» **What the exercise asks**:
Extract all of the entries and give them again, word for word.
==============================
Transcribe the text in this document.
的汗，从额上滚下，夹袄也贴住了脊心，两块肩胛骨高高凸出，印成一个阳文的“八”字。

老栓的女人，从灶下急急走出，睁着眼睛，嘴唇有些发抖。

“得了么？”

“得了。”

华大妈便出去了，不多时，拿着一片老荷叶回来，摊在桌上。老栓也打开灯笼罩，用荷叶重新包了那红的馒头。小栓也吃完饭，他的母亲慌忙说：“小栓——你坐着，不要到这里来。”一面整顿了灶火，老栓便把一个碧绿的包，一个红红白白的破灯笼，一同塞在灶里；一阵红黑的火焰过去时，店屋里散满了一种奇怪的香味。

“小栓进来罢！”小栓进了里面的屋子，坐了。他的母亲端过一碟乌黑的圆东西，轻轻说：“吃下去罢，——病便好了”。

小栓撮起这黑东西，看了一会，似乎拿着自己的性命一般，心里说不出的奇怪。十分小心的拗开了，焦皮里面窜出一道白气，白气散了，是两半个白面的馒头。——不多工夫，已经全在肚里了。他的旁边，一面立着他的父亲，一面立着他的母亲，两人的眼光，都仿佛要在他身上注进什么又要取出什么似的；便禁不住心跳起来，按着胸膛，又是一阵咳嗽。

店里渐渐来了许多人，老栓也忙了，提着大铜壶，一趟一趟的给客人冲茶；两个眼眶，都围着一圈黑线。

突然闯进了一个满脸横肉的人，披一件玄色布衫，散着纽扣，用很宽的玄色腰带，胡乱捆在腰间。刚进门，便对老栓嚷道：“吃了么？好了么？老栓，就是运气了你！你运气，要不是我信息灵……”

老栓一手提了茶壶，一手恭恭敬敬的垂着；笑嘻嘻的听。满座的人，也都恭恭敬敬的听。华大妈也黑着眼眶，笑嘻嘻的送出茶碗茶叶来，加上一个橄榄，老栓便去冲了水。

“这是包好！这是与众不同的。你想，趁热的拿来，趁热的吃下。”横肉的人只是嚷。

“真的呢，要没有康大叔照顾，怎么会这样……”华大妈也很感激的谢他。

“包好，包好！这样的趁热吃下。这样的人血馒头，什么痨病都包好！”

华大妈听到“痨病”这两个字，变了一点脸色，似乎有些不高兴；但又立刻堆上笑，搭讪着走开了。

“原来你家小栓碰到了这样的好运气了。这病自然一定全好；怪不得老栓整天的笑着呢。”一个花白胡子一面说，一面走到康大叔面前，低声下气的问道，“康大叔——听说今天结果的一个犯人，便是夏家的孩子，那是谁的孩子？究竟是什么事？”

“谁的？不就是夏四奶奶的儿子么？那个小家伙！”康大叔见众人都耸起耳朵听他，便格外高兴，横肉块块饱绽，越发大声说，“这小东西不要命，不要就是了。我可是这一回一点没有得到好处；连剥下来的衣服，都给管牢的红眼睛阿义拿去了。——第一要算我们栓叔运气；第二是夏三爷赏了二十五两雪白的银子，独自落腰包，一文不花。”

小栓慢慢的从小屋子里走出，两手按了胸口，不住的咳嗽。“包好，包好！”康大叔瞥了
==============================
» **Reply to the task**:
Transcribe the text in this document.
的汗，从额上滚下，夹袄也贴住了脊心，两块肩胛骨高高凸出，印成一个阳文的“八”字。

老栓的女人，从灶下急急走出，睁着眼睛，嘴唇有些发抖。

“得了么？”

“得了。”

华大妈便出去了，不多时，拿着一片老荷叶回来，摊在桌上。老栓也打开灯笼罩，用荷叶重新包了那红的馒头。小栓也吃完饭，他的母亲慌忙说：“小栓——你坐着，不要到这里来。”一面整顿了灶火，老栓便把一个碧绿的包，一个红红白白的破灯笼，一同塞在灶里；一阵红黑的火焰过去时，店屋里散满了一种奇怪的香味。

“小栓进来罢！”小栓进了里面的屋子，坐了。他的母亲端过一碟乌黑的圆东西，轻轻说：“吃下去罢，——病便好了”。

小栓撮起这黑东西，看了一会，似乎拿着自己的性命一般，心里说不出的奇怪。十分小心的拗开了，焦皮里面窜出一道白气，白气散了，是两半个白面的馒头。——不多工夫，已经全在肚里了。他的旁边，一面立着他的父亲，一面立着他的母亲，两人的眼光，都仿佛要在他身上注进什么又要取出什么似的；便禁不住心跳起来，按着胸膛，又是一阵咳嗽。

店里渐渐来了许多人，老栓也忙了，提着大铜壶，一趟一趟的给客人冲茶；两个眼眶，都围着一圈黑线。

突然闯进了一个满脸横肉的人，披一件玄色布衫，散着纽扣，用很宽的玄色腰带，胡乱捆在腰间。刚进门，便对老栓嚷道：“吃了么？好了么？老栓，就是运气了你！你运气，要不是我信息灵……”

老栓一手提了茶壶，一手恭恭敬敬的垂着；笑嘻嘻的听。满座的人，也都恭恭敬敬的听。华大妈也黑着眼眶，笑嘻嘻的送出茶碗茶叶来，加上一个橄榄，老栓便去冲了水。

“这是包好！这是与众不同的。你想，趁热的拿来，趁热的吃下。”横肉的人只是嚷。

“真的呢，要没有康大叔照顾，怎么会这样……”华大妈也很感激的谢他。

“包好，包好！这样的趁热吃下。这样的人血馒头，什么痨病都包好！”

华大妈听到“痨病”这两个字，变了一点脸色，似乎有些不高兴；但又立刻堆上笑，搭讪着走开了。

“原来你家小栓碰到了这样的好运气了。这病自然一定全好；怪不得老栓整天的笑着呢。”一个花白胡子一面说，一面走到康大叔面前，低声下气的问道，“康大叔——听说今天结果的一个犯人，便是夏家的孩子，那是谁的孩子？究竟是什么事？”

“谁的？不就是夏四奶奶的儿子么？那个小家伙！”康大叔见众人都耸起耳朵听他，便格外高兴，横肉块块饱绽，越发大声说，“这小东西不要命，不要就是了。我可是这一回一点没有得到好处；连剥下来的衣服，都给管牢的红眼睛阿义拿去了。——第一要算我们栓叔运气；第二是夏三爷赏了二十五两雪白的银子，独自落腰包，一文不花。”

小栓慢慢的从小屋子里走出，两手按了胸口，不住的咳嗽。“包好，包好！”康大叔瞥了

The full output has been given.